[Data records]
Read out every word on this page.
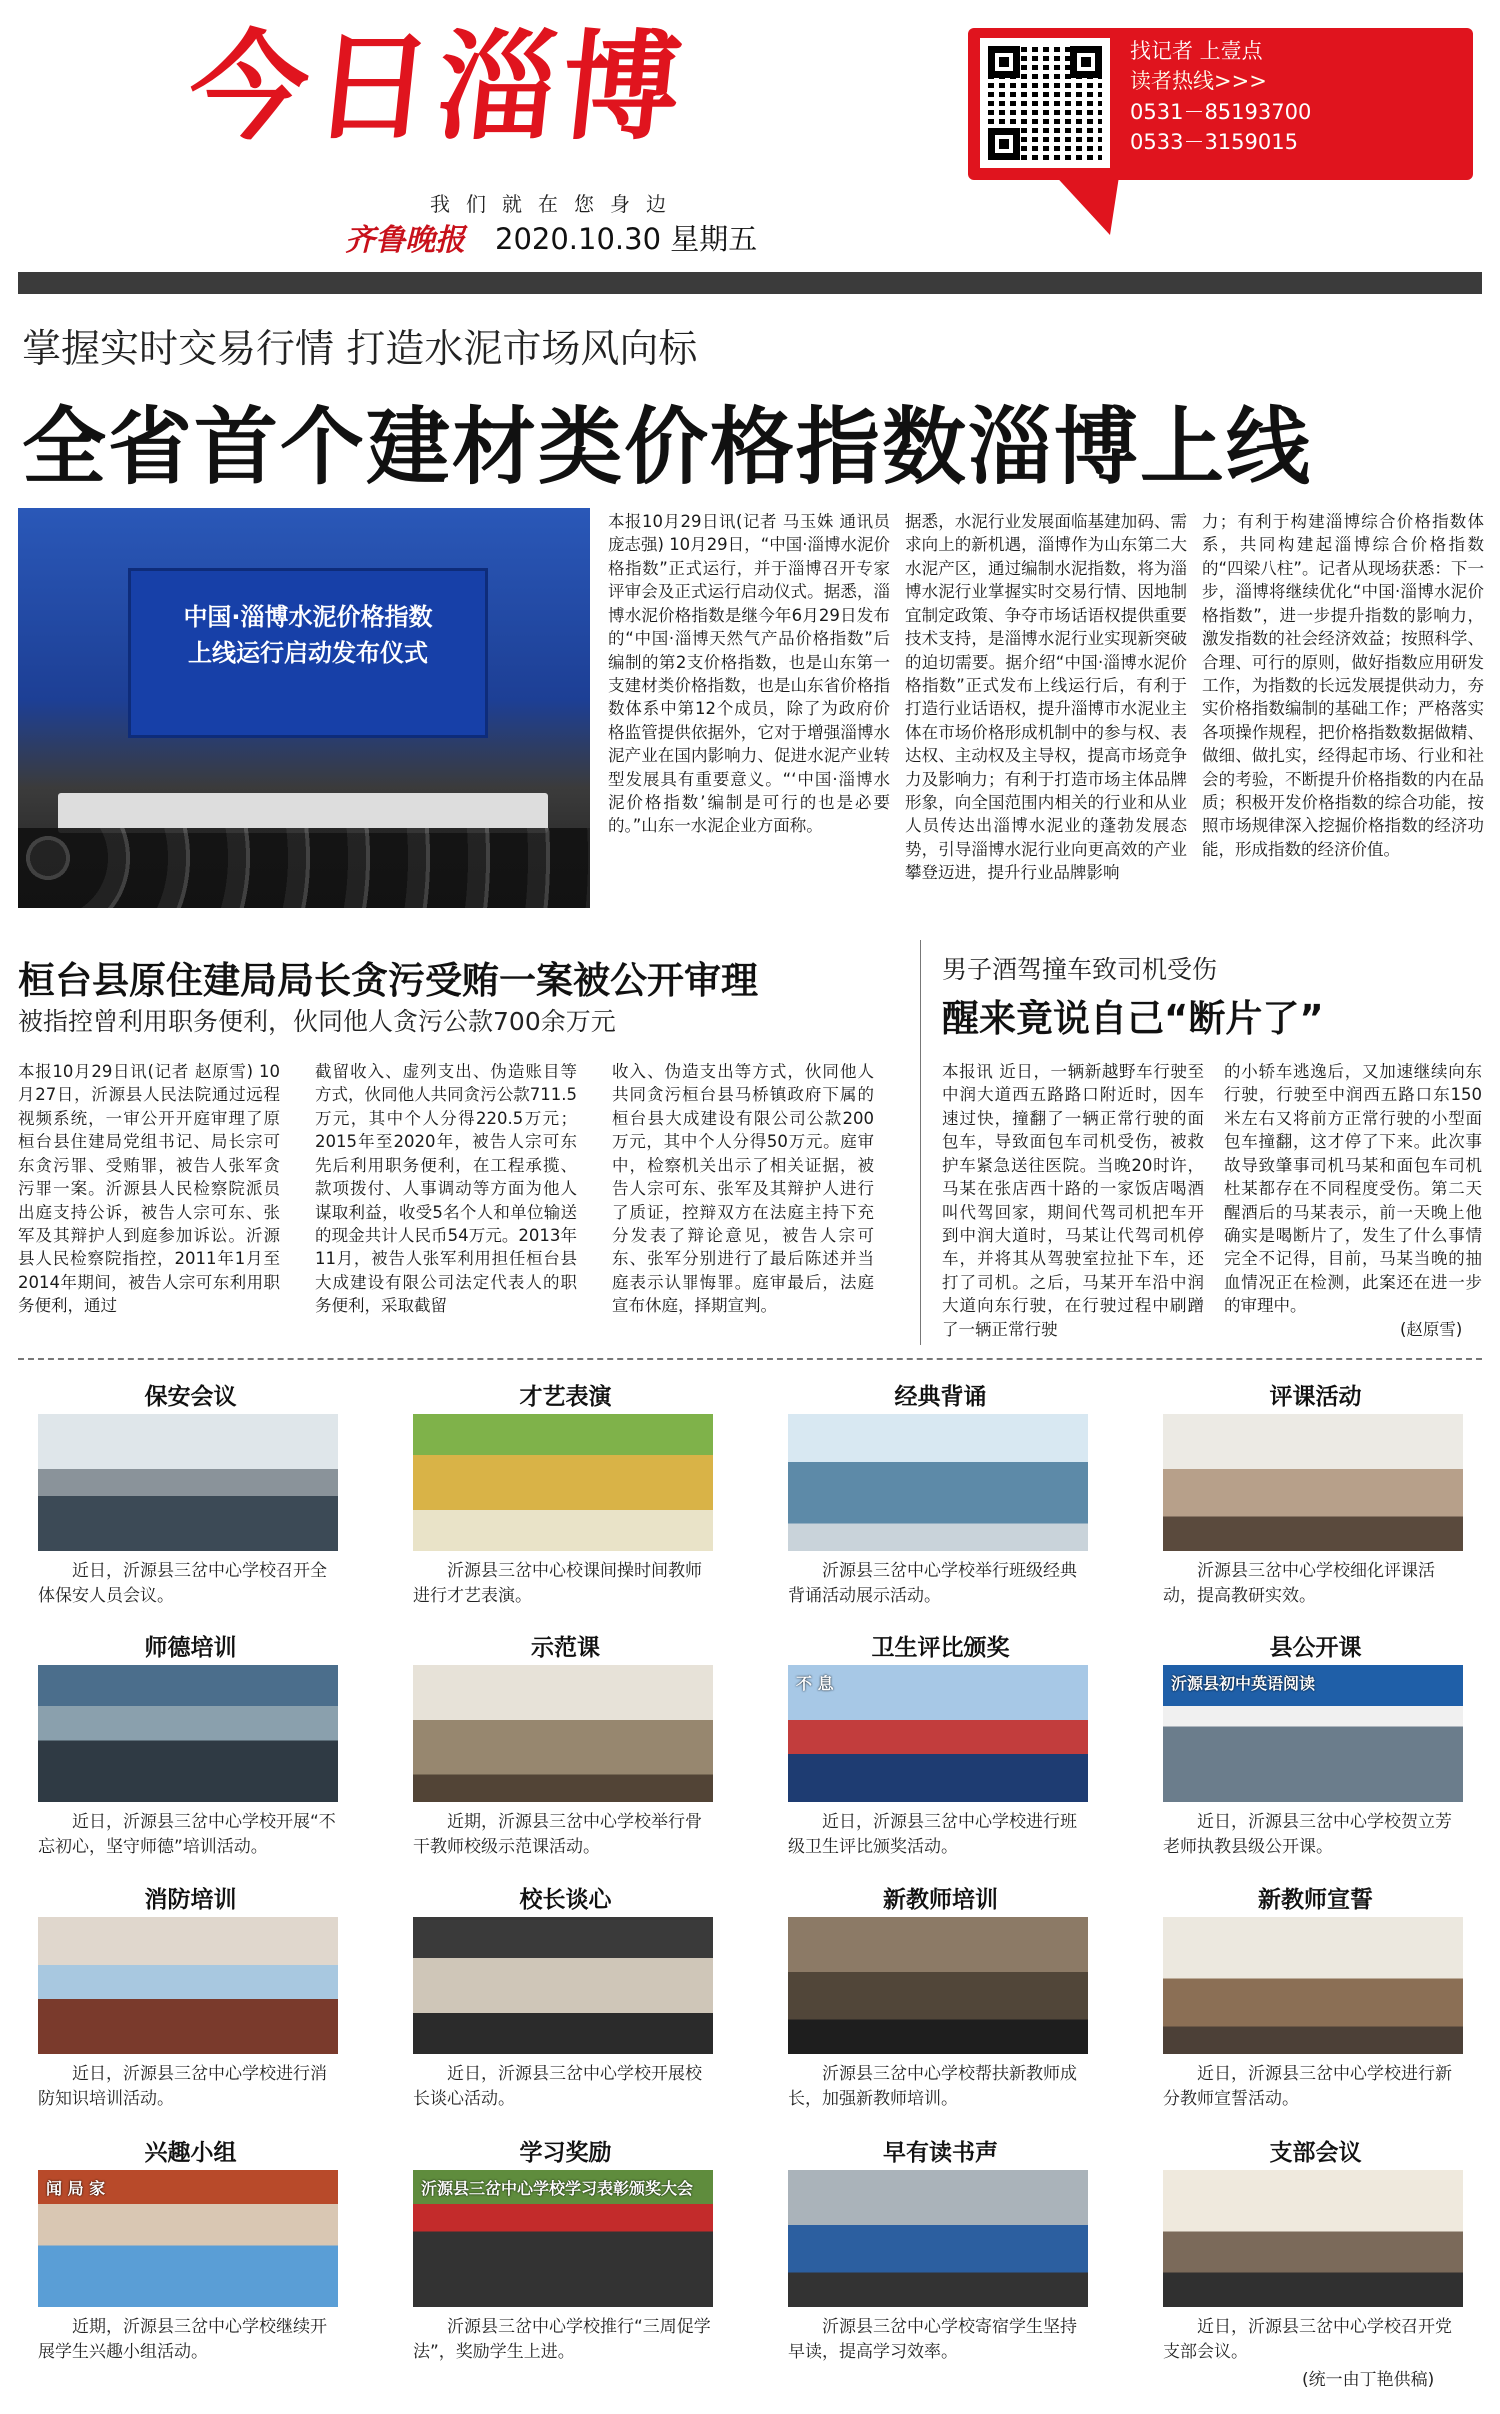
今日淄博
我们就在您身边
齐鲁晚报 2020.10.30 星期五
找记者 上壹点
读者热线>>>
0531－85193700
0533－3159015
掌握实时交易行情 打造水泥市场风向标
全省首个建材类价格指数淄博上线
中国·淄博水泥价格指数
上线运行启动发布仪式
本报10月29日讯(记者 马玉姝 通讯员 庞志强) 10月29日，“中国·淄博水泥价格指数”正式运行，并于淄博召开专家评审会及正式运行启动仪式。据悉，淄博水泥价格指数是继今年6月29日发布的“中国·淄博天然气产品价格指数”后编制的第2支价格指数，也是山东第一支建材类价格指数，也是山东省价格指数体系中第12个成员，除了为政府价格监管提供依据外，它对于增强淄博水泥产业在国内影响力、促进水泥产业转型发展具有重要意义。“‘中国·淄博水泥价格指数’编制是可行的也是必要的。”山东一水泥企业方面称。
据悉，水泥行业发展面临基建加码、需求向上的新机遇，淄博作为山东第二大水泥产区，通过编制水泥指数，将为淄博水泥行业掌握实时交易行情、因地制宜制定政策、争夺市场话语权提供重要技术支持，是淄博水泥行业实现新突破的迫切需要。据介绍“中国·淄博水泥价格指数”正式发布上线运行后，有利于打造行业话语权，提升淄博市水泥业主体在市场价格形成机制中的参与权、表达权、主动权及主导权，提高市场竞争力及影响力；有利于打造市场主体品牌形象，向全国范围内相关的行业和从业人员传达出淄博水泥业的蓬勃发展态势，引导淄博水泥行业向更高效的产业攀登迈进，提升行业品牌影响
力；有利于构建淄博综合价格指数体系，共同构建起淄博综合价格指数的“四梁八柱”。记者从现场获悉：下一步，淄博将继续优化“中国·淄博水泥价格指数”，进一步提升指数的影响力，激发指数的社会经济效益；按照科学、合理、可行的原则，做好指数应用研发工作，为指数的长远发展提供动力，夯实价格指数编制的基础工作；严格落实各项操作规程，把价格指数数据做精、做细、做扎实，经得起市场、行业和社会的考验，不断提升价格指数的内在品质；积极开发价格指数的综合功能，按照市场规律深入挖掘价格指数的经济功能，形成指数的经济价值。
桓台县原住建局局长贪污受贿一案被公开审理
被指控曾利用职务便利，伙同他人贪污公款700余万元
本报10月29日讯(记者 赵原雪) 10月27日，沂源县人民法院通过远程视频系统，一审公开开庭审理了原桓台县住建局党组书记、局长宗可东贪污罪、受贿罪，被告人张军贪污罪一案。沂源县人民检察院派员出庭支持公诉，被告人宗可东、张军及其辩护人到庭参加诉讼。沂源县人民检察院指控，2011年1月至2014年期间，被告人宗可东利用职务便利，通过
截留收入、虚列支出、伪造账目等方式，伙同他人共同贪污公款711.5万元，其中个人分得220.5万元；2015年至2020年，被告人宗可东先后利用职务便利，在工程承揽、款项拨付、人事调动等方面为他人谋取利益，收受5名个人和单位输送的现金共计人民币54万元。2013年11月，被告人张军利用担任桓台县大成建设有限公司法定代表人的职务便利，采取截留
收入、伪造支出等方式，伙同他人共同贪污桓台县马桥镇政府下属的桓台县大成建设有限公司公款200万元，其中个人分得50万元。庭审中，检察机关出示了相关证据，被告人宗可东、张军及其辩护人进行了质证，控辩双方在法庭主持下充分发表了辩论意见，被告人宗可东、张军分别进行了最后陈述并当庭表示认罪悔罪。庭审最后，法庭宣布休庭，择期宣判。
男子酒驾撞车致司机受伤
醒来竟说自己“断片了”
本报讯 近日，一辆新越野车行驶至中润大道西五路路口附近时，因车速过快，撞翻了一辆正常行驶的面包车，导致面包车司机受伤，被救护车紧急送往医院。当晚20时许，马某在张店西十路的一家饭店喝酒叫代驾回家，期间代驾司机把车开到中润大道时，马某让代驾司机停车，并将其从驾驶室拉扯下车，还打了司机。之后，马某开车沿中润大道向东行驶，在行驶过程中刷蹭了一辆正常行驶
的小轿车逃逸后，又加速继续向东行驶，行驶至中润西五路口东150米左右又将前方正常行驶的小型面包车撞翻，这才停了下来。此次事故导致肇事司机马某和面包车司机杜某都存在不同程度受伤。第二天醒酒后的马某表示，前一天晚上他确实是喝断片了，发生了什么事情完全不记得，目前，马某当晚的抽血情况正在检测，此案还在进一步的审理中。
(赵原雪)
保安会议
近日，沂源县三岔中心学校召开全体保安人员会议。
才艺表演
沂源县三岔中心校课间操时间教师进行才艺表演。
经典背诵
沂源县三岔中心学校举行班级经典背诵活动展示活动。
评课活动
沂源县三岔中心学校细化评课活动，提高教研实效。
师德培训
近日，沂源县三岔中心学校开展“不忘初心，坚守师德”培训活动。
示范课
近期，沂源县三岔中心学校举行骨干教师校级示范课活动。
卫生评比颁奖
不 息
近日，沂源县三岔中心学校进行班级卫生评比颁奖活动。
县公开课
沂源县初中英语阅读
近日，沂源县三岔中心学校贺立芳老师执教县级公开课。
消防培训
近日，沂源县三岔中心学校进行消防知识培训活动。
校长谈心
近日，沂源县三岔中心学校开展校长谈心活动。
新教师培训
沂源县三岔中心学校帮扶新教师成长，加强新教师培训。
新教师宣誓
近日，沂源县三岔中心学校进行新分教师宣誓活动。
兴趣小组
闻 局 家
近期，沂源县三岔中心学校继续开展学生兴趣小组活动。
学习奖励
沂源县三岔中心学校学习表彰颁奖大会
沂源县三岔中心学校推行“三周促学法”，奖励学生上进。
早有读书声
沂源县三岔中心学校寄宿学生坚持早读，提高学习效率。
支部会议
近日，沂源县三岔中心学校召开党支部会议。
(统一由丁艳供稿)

* * *

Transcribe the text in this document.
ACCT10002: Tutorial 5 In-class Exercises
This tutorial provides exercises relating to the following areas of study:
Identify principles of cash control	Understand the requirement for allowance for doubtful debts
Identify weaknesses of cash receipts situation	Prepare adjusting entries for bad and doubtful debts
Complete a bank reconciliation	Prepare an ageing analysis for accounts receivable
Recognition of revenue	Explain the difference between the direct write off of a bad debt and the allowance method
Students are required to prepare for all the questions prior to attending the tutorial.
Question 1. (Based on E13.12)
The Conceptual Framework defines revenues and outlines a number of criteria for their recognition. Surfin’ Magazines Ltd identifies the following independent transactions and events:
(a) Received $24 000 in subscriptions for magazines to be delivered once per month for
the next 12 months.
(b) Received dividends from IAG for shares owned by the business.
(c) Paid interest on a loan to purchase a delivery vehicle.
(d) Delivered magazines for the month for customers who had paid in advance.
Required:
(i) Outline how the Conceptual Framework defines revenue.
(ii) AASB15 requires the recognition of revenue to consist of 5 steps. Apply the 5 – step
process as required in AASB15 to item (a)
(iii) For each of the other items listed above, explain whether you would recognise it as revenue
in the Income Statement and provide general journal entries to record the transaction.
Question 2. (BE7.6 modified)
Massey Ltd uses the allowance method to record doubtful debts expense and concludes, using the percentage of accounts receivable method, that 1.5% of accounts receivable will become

▸ Requirement: Go through the listing above and report how many of its lines contain the word "Framework", with only the number as output.

▸ Exercise result: 2